**Exercise goal**
According to the Terry Melanson interview, in what year did the Masons come along?

**Extract**
▼

The Journey 65. Terry Melanson: Weishaupt’s Illuminati
Publisher RA “Kris” Millegan talks with Terry Melanson about his book, “Perfectibilists: The 18th Century Bavarian Order of the Illuminati,” Adam Weishaupt (Illuminati founder), the infiltration of Freemasonry, the plan to rule the world through recruits who influence those in and around power, and the Illuminati goal of perfecting mankind, which informed the Nazis’ master race atrocities, eugenics and today’s transhumanist agenda (the merging of man and machine by “rulers” who would “perfect” us whether we like it or not).
Kris: Who was Adam Weishaupt, where did he come from, and what was the Illuminati? How did he start, what did he do?
Terry: He grew up middle class, I guess you’d call it. His father taught at Ingolstadt University and was against the Jesuits because they owned it and he wasn’t allowed to teach any of the Enlightenment philosophers – Voltaire or Diderot [etc.]. But he hired Weishaupt to be a lawyer. He took home books that were banned by the Vatican. He had one of the largest libraries in all of Europe. So he’d read books all day and learn about the Enlightenment. And he kind of soured on the Church. He soured on the Jesuits. They didn’t treat him right. They couldn’t let him teach what he wanted to teach. So he said, “I’m going to fight fire with fire. They’re kind of a secret society here. I’m going to make my own.”
He had a student who suggested they sneak around and recruit people and make sure it’s secret. They started recruiting people, like Franz Xaver von Zwack, who had a lot of connections. He joined the Masons, too. He brought back the degrees of the Masons. They said, “Well, we’ll go along the lines of Freemasonry. But we’ll infiltrate them and if we get to be the Grand Master of [that particular] lodge, then we can teach all the rest of the guys and get them to join in our real, real secret society, which was all political.
Freemasons were not allowed really to be that political. So he decided to make a political organization inside, basically, every institution you can imagine. It took him maybe seven or eight years to infiltrate basically all of Bavaria. They made their own lodge in Munich and started spreading out, lodge to lodge to lodge. I count maybe thirty or forty in central Europe that they had control over. So it was a secret society within a secret society that basically taught deism or the worship of reason. They tried to teach the ways of the Enlightenment.
Kris: And at that time you had the Reformation, the Counter-Reformation. And Germany at that time was a lot of different little kingdoms. You had Protestants. You had Catholics. You talk in your book that sometimes you had Catholics dressing up like Protestants starting secret societies and you had Protestants dressing up like Catholics starting them.
Terry: It was the heyday of secret societies in the 18th Century. The Masons came along in 1717. From there they spread around Europe. [They infiltrated the lodge in France two years before the Revolution. Then re-named themselves. The last line of the Illuminati that can be traced lasted into the 1850s.] But we know that they influenced all the revolutionary movements of the 19th Century, the Carbonari [etc.].

▲

**Collected material**

▼

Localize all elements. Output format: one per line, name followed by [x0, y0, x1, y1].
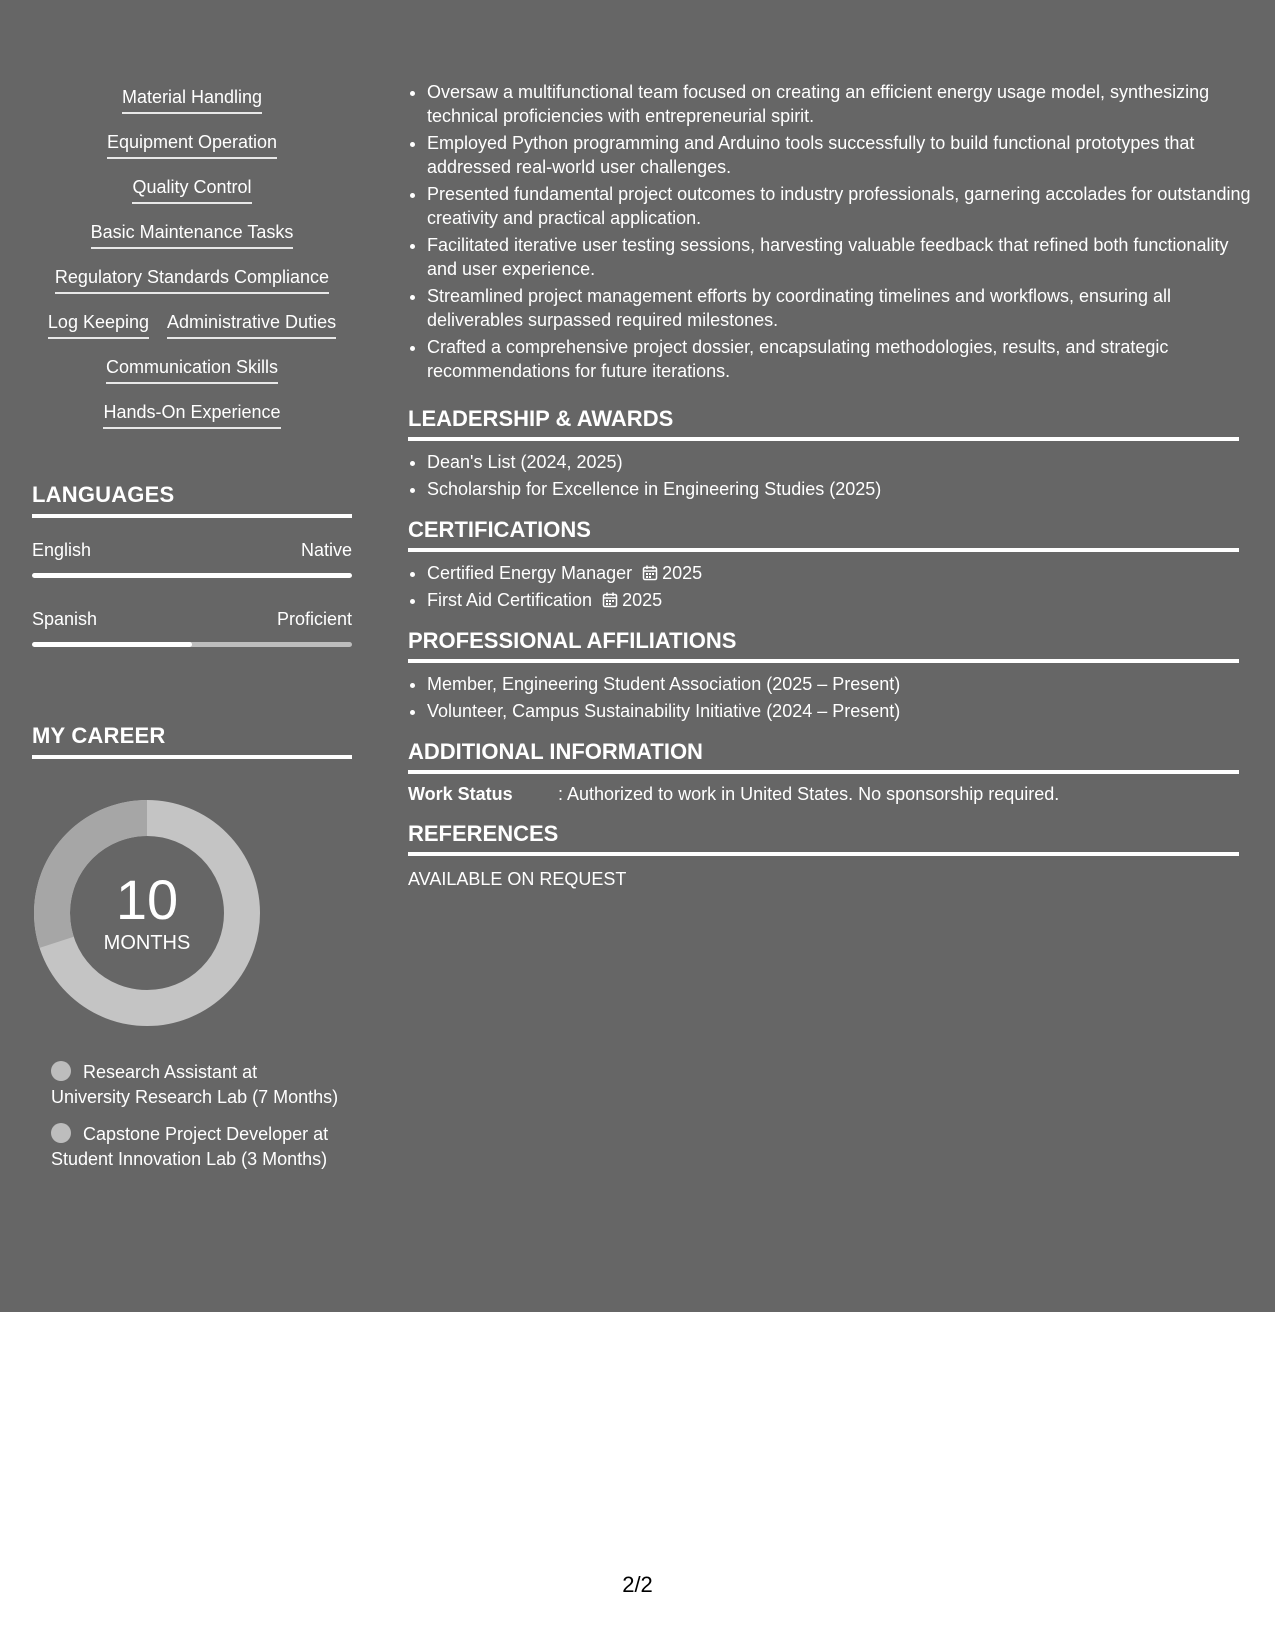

▲

**Completed exercise**
1717